SELECTED TEXT:
- - - - -
The workers’ complaint describe the conditions that many of the 13,000 garment workers in Saipan face: 12-hour days, seven days a week in unsafe, unclean workplaces that have been found in violation of numerous U.S. health, safety, wage and hour regulations, which are in force in the Marianas. The Saipan garment industry employs foreign workers, primarily young, rural women from China, who were required to sign "shadow contracts" waiving their basic human rights. These women also have to pay "recruitment fees" as high as $7,000, just to come to Saipan, creating an indentured status that has been illegal in the United States since the end of slavery in the Civil War.

U.S. District Judge Alex R. Munson wrote in his 55-page decision: "when the labor is tied to a debt owed to the employer and the employer physically coerces the worker to labor until the debt is paid, or the consequences of failing to work to pay off the debt are so severe and outside the customary legal remedy that the worker is compelled to labor, a condition of peonage results, and this is the essence of the plaintiff’s allegations."
- - - - -
RECORD EXCERPTS:
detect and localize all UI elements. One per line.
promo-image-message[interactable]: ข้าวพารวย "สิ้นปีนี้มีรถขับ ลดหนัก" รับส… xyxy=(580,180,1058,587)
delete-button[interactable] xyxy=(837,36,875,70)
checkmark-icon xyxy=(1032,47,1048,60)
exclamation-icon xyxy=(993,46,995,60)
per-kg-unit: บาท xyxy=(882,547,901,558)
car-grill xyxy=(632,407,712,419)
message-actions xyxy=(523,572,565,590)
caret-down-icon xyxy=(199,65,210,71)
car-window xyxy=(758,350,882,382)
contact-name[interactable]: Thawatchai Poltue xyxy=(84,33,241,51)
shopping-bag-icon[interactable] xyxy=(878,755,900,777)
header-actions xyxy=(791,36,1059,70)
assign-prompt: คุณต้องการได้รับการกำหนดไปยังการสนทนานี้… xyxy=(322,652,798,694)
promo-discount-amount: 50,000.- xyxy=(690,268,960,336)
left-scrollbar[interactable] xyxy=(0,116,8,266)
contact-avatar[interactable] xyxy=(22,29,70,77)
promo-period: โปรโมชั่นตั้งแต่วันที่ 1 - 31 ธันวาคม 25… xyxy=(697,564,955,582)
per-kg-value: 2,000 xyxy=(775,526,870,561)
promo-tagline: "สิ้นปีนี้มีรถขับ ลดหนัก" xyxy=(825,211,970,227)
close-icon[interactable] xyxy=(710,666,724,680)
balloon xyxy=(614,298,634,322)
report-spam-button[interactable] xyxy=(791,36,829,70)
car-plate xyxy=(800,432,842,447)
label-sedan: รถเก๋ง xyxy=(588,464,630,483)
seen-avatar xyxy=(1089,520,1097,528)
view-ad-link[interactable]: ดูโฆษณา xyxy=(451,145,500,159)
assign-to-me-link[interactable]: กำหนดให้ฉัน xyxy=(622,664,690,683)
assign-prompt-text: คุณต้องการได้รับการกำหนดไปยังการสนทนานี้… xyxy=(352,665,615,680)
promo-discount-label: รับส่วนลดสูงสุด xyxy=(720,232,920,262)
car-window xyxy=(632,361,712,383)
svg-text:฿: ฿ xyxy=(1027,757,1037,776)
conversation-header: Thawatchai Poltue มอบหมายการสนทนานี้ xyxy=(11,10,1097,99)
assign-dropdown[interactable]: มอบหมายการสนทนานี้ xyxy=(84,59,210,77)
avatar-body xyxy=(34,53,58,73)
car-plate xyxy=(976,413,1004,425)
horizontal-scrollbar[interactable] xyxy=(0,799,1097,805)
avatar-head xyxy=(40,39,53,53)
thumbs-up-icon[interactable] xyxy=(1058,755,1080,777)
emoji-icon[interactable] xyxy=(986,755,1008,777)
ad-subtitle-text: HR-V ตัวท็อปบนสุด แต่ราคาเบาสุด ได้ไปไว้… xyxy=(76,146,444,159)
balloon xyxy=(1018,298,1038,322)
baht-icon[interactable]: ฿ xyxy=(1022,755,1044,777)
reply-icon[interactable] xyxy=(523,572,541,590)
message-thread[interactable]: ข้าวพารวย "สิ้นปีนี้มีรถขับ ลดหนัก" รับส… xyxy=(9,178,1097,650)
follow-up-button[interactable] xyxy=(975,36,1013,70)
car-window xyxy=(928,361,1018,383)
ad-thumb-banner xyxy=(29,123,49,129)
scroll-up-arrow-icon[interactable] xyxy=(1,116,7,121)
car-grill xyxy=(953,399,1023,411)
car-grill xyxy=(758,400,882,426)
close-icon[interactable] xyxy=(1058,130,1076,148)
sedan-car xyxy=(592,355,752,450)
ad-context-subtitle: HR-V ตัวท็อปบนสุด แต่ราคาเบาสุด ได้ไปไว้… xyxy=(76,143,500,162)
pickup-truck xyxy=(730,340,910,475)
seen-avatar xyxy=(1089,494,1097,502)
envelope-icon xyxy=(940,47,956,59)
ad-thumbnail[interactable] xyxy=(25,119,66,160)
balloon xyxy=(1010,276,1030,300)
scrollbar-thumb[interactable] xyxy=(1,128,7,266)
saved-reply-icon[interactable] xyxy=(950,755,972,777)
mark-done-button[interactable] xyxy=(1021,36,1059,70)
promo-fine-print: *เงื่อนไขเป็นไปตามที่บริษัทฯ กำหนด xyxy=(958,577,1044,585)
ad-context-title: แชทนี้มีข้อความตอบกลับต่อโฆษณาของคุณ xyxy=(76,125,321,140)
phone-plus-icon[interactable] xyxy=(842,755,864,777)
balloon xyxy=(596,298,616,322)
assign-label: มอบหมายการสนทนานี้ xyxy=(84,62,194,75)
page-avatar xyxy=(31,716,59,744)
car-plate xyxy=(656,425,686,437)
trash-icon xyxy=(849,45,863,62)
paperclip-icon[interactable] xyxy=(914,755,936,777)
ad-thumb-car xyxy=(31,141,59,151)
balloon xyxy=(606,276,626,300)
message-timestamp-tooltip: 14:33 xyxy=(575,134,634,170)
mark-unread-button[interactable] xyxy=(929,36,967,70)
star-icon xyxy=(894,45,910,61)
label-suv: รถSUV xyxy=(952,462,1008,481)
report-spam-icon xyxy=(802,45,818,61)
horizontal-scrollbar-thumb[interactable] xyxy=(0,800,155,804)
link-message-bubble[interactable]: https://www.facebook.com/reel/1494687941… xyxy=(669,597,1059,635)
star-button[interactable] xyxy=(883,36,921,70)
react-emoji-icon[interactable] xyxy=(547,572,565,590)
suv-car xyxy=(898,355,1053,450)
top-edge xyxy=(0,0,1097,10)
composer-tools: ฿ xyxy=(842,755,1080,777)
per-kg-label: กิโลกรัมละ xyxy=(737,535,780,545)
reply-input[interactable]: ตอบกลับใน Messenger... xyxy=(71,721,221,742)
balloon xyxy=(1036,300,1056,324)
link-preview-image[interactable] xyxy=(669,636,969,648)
- - - - -
Copy out the passage on the Saipan garment workers above in full, word for word.

The workers’ complaint describe the conditions that many of the 13,000 garment workers in Saipan face: 12-hour days, seven days a week in unsafe, unclean workplaces that have been found in violation of numerous U.S. health, safety, wage and hour regulations, which are in force in the Marianas. The Saipan garment industry employs foreign workers, primarily young, rural women from China, who were required to sign "shadow contracts" waiving their basic human rights. These women also have to pay "recruitment fees" as high as $7,000, just to come to Saipan, creating an indentured status that has been illegal in the United States since the end of slavery in the Civil War.

U.S. District Judge Alex R. Munson wrote in his 55-page decision: "when the labor is tied to a debt owed to the employer and the employer physically coerces the worker to labor until the debt is paid, or the consequences of failing to work to pay off the debt are so severe and outside the customary legal remedy that the worker is compelled to labor, a condition of peonage results, and this is the essence of the plaintiff’s allegations."